[start Dataset rows]

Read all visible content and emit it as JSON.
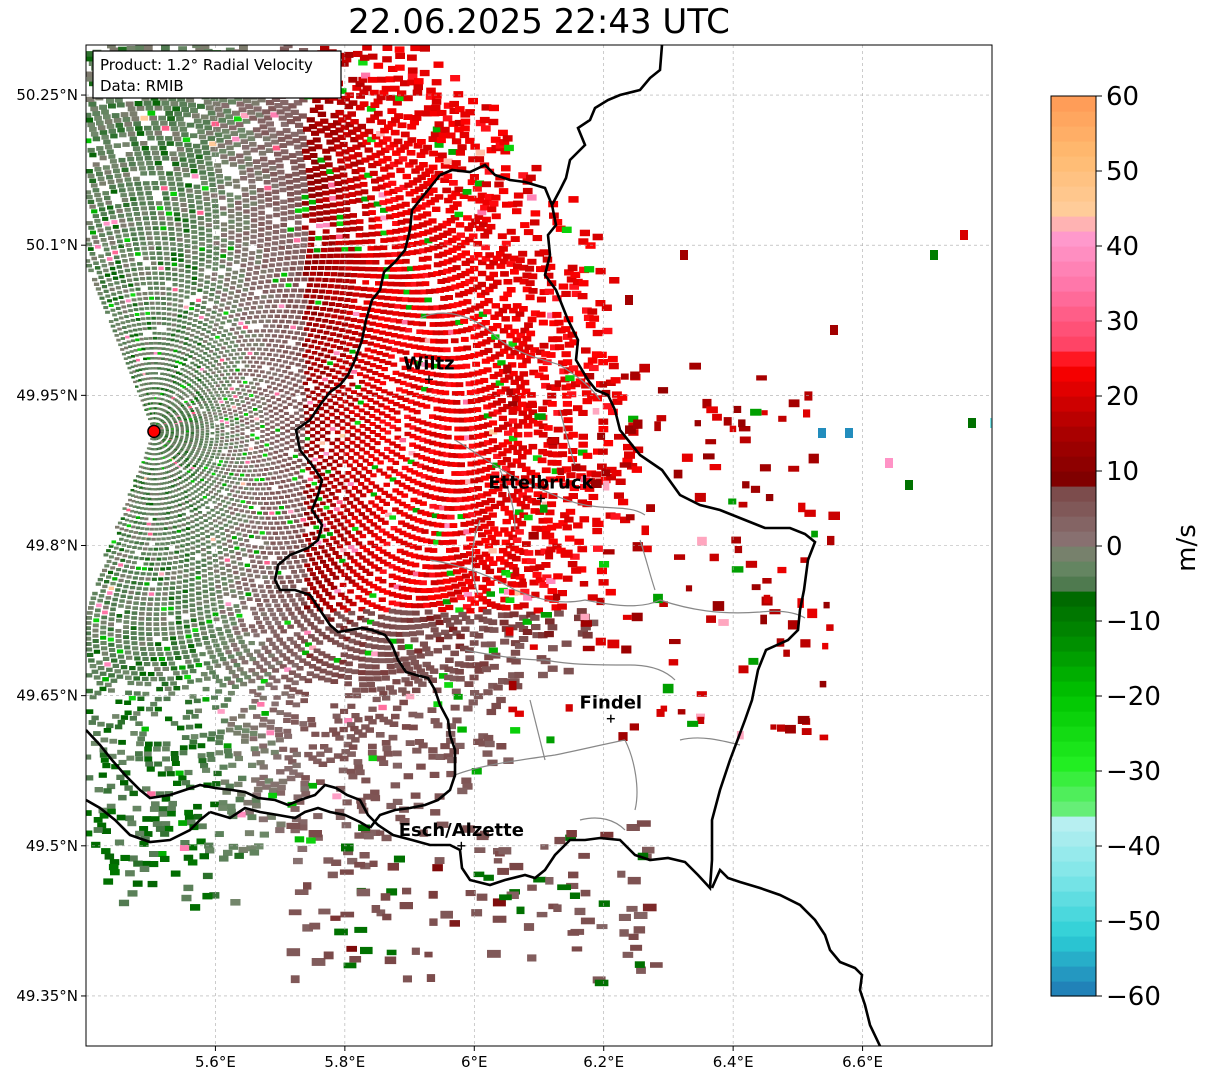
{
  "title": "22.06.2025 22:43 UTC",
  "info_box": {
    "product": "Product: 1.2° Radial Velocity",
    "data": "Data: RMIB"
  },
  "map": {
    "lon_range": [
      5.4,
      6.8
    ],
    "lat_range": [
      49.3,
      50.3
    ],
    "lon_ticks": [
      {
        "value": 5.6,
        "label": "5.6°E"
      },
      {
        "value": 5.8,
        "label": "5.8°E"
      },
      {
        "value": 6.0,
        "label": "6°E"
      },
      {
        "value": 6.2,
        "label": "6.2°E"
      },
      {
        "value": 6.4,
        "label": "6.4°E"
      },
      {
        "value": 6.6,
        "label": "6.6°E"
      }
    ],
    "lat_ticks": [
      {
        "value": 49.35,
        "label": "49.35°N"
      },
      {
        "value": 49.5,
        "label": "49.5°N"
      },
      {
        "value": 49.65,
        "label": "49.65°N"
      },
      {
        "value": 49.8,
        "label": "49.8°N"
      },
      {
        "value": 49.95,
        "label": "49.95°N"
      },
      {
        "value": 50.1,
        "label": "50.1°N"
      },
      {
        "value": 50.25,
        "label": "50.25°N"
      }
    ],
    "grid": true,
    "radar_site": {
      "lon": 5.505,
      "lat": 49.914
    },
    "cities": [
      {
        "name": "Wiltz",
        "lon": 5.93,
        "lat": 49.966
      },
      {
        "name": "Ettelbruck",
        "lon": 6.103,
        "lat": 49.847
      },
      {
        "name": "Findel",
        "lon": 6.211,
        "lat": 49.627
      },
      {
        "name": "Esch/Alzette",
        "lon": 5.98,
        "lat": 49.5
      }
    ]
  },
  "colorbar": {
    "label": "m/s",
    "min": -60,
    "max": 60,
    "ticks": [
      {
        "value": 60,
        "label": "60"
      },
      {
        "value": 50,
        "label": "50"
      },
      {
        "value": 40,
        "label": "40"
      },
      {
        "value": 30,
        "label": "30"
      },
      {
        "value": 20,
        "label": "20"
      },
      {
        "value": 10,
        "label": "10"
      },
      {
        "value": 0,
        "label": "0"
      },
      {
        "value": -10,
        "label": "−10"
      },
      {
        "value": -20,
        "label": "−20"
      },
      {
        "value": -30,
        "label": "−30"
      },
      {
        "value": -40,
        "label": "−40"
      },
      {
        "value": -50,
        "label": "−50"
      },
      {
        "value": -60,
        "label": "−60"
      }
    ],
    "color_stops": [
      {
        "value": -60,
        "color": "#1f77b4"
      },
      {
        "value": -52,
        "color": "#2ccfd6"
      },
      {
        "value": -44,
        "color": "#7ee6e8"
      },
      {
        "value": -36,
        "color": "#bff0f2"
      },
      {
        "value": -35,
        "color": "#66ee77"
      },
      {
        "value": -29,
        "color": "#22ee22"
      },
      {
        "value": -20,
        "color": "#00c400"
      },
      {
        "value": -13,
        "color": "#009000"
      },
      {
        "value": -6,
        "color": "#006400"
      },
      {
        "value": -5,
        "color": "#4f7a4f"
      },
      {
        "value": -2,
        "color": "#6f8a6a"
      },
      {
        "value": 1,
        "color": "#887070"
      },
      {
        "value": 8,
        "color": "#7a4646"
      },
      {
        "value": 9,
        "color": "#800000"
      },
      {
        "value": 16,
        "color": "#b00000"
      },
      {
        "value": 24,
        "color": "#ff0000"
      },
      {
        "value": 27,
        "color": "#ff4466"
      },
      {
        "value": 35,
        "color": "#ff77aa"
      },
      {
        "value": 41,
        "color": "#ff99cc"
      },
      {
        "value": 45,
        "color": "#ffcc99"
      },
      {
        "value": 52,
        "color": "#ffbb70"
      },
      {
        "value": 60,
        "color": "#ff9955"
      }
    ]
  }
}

[end Dataset rows]
[start Dataset rows]

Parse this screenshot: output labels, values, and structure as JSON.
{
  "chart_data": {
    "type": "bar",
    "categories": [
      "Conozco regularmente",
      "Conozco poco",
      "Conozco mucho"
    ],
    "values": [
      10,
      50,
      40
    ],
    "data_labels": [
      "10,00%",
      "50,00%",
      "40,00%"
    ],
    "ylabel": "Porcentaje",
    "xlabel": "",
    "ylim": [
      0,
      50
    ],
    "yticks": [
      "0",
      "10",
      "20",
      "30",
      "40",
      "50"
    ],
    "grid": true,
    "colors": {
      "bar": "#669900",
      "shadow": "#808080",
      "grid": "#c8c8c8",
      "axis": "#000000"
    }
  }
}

[end Dataset rows]

What the task requires → Using the entries above, return each line in which the word "Conozco" occurs.

Written answer →
      "Conozco regularmente",
      "Conozco poco",
      "Conozco mucho"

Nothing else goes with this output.